■ WHAT THE EXERCISE ASKS: Set out every line of the data below as one string in a JSON list. Omit any blank lines.

■ MATERIAL SUPPLIED:
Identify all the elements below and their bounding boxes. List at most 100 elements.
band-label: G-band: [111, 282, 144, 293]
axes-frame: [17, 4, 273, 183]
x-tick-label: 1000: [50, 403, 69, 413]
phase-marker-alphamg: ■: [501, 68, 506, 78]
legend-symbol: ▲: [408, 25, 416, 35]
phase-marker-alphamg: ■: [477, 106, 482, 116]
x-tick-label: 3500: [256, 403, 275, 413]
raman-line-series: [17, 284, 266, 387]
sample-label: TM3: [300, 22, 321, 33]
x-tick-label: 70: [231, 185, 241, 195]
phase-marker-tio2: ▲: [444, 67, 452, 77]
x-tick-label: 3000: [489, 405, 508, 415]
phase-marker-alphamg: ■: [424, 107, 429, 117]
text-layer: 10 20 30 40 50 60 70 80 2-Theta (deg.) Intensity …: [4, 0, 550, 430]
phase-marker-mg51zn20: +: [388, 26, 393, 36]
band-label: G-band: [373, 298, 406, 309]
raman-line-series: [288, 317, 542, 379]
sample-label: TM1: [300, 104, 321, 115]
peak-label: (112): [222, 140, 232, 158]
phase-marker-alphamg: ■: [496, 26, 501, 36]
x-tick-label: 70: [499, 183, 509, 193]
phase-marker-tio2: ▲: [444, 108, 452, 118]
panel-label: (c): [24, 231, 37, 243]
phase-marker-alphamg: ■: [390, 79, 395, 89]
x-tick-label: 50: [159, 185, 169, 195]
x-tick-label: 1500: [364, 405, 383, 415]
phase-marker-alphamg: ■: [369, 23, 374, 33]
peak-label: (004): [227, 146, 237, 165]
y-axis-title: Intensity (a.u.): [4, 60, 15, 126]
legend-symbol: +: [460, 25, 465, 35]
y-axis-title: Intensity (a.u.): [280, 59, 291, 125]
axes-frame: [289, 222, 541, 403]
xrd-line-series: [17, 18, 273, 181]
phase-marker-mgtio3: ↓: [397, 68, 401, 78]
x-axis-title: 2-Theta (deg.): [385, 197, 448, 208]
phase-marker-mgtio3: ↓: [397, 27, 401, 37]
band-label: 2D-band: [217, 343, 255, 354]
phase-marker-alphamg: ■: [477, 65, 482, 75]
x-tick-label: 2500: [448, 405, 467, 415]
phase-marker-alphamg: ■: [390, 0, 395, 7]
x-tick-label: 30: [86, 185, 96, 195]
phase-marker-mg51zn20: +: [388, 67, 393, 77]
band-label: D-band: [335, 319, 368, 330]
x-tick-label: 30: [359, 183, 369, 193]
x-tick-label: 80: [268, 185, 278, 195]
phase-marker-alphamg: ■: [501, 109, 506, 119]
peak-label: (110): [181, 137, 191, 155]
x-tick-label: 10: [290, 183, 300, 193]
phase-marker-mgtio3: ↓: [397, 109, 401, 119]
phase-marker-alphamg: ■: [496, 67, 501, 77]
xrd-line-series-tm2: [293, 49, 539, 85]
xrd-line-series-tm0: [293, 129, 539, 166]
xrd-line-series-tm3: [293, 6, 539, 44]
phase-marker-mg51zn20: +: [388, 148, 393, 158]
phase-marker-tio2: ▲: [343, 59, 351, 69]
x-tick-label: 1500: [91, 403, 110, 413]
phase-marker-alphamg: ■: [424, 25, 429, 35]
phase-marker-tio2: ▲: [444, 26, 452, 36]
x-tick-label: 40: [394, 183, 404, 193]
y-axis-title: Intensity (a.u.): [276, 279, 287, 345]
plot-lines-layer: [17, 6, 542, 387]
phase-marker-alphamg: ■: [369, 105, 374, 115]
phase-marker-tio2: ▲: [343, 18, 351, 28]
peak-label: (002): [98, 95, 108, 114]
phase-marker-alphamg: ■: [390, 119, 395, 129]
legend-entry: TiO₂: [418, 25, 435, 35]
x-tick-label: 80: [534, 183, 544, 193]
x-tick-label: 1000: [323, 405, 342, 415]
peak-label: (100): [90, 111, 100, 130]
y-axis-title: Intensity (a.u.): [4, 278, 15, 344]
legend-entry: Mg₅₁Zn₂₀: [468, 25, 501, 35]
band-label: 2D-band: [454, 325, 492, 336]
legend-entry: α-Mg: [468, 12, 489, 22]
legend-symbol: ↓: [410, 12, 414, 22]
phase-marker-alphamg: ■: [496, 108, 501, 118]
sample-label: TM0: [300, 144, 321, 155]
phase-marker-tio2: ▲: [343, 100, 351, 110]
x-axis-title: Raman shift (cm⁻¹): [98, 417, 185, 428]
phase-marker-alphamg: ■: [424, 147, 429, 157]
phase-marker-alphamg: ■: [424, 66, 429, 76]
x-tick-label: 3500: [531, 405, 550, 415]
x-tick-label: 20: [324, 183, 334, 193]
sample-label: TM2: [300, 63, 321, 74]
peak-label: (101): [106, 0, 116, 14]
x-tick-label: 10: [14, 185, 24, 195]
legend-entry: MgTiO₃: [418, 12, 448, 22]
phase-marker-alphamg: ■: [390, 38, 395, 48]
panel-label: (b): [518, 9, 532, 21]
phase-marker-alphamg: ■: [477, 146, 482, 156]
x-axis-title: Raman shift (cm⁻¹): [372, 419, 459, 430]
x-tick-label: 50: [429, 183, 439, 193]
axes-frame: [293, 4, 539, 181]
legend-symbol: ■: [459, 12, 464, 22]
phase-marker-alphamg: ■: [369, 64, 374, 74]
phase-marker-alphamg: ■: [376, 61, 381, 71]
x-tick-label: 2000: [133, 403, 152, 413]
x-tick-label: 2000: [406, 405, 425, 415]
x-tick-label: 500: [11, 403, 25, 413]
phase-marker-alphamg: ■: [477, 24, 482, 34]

■ PROBLEM SOLUTION:
[
  "Identify all the elements below and their bounding boxes. List at most 100 elements.",
  "band-label: G-band: [111, 282, 144, 293]",
  "axes-frame: [17, 4, 273, 183]",
  "x-tick-label: 1000: [50, 403, 69, 413]",
  "phase-marker-alphamg: ■: [501, 68, 506, 78]",
  "legend-symbol: ▲: [408, 25, 416, 35]",
  "phase-marker-alphamg: ■: [477, 106, 482, 116]",
  "x-tick-label: 3500: [256, 403, 275, 413]",
  "raman-line-series: [17, 284, 266, 387]",
  "sample-label: TM3: [300, 22, 321, 33]",
  "x-tick-label: 70: [231, 185, 241, 195]",
  "phase-marker-tio2: ▲: [444, 67, 452, 77]",
  "x-tick-label: 3000: [489, 405, 508, 415]",
  "phase-marker-alphamg: ■: [424, 107, 429, 117]",
  "text-layer: 10 20 30 40 50 60 70 80 2-Theta (deg.) Intensity …: [4, 0, 550, 430]",
  "phase-marker-mg51zn20: +: [388, 26, 393, 36]",
  "band-label: G-band: [373, 298, 406, 309]",
  "raman-line-series: [288, 317, 542, 379]",
  "sample-label: TM1: [300, 104, 321, 115]",
  "peak-label: (112): [222, 140, 232, 158]",
  "phase-marker-alphamg: ■: [496, 26, 501, 36]",
  "x-tick-label: 70: [499, 183, 509, 193]",
  "phase-marker-tio2: ▲: [444, 108, 452, 118]",
  "panel-label: (c): [24, 231, 37, 243]",
  "phase-marker-alphamg: ■: [390, 79, 395, 89]",
  "x-tick-label: 50: [159, 185, 169, 195]",
  "x-tick-label: 1500: [364, 405, 383, 415]",
  "phase-marker-alphamg: ■: [369, 23, 374, 33]",
  "peak-label: (004): [227, 146, 237, 165]",
  "y-axis-title: Intensity (a.u.): [4, 60, 15, 126]",
  "legend-symbol: +: [460, 25, 465, 35]",
  "y-axis-title: Intensity (a.u.): [280, 59, 291, 125]",
  "axes-frame: [289, 222, 541, 403]",
  "xrd-line-series: [17, 18, 273, 181]",
  "phase-marker-mgtio3: ↓: [397, 68, 401, 78]",
  "x-axis-title: 2-Theta (deg.): [385, 197, 448, 208]",
  "phase-marker-mgtio3: ↓: [397, 27, 401, 37]",
  "band-label: 2D-band: [217, 343, 255, 354]",
  "phase-marker-alphamg: ■: [477, 65, 482, 75]",
  "x-tick-label: 2500: [448, 405, 467, 415]",
  "phase-marker-alphamg: ■: [390, 0, 395, 7]",
  "x-tick-label: 30: [86, 185, 96, 195]",
  "phase-marker-mg51zn20: +: [388, 67, 393, 77]",
  "band-label: D-band: [335, 319, 368, 330]",
  "x-tick-label: 30: [359, 183, 369, 193]",
  "x-tick-label: 80: [268, 185, 278, 195]",
  "phase-marker-alphamg: ■: [501, 109, 506, 119]",
  "peak-label: (110): [181, 137, 191, 155]",
  "x-tick-label: 10: [290, 183, 300, 193]",
  "phase-marker-mgtio3: ↓: [397, 109, 401, 119]",
  "phase-marker-alphamg: ■: [496, 67, 501, 77]",
  "xrd-line-series-tm2: [293, 49, 539, 85]",
  "xrd-line-series-tm0: [293, 129, 539, 166]",
  "xrd-line-series-tm3: [293, 6, 539, 44]",
  "phase-marker-mg51zn20: +: [388, 148, 393, 158]",
  "phase-marker-tio2: ▲: [343, 59, 351, 69]",
  "x-tick-label: 1500: [91, 403, 110, 413]",
  "phase-marker-alphamg: ■: [424, 25, 429, 35]",
  "phase-marker-tio2: ▲: [444, 26, 452, 36]",
  "x-tick-label: 40: [394, 183, 404, 193]",
  "y-axis-title: Intensity (a.u.): [276, 279, 287, 345]",
  "plot-lines-layer: [17, 6, 542, 387]",
  "phase-marker-alphamg: ■: [369, 105, 374, 115]",
  "phase-marker-tio2: ▲: [343, 18, 351, 28]",
  "peak-label: (002): [98, 95, 108, 114]",
  "phase-marker-alphamg: ■: [390, 119, 395, 129]",
  "legend-entry: TiO₂: [418, 25, 435, 35]",
  "x-tick-label: 80: [534, 183, 544, 193]",
  "x-tick-label: 1000: [323, 405, 342, 415]",
  "peak-label: (100): [90, 111, 100, 130]",
  "y-axis-title: Intensity (a.u.): [4, 278, 15, 344]",
  "legend-entry: Mg₅₁Zn₂₀: [468, 25, 501, 35]",
  "band-label: 2D-band: [454, 325, 492, 336]",
  "legend-entry: α-Mg: [468, 12, 489, 22]",
  "legend-symbol: ↓: [410, 12, 414, 22]",
  "phase-marker-alphamg: ■: [496, 108, 501, 118]",
  "sample-label: TM0: [300, 144, 321, 155]",
  "phase-marker-tio2: ▲: [343, 100, 351, 110]",
  "x-axis-title: Raman shift (cm⁻¹): [98, 417, 185, 428]",
  "phase-marker-alphamg: ■: [424, 147, 429, 157]",
  "phase-marker-alphamg: ■: [424, 66, 429, 76]",
  "x-tick-label: 3500: [531, 405, 550, 415]",
  "x-tick-label: 20: [324, 183, 334, 193]",
  "sample-label: TM2: [300, 63, 321, 74]",
  "peak-label: (101): [106, 0, 116, 14]",
  "x-tick-label: 10: [14, 185, 24, 195]",
  "legend-entry: MgTiO₃: [418, 12, 448, 22]",
  "phase-marker-alphamg: ■: [390, 38, 395, 48]",
  "panel-label: (b): [518, 9, 532, 21]",
  "phase-marker-alphamg: ■: [477, 146, 482, 156]",
  "x-axis-title: Raman shift (cm⁻¹): [372, 419, 459, 430]",
  "x-tick-label: 50: [429, 183, 439, 193]",
  "axes-frame: [293, 4, 539, 181]",
  "legend-symbol: ■: [459, 12, 464, 22]",
  "phase-marker-alphamg: ■: [369, 64, 374, 74]",
  "phase-marker-alphamg: ■: [376, 61, 381, 71]",
  "x-tick-label: 2000: [133, 403, 152, 413]",
  "x-tick-label: 2000: [406, 405, 425, 415]",
  "x-tick-label: 500: [11, 403, 25, 413]",
  "phase-marker-alphamg: ■: [477, 24, 482, 34]"
]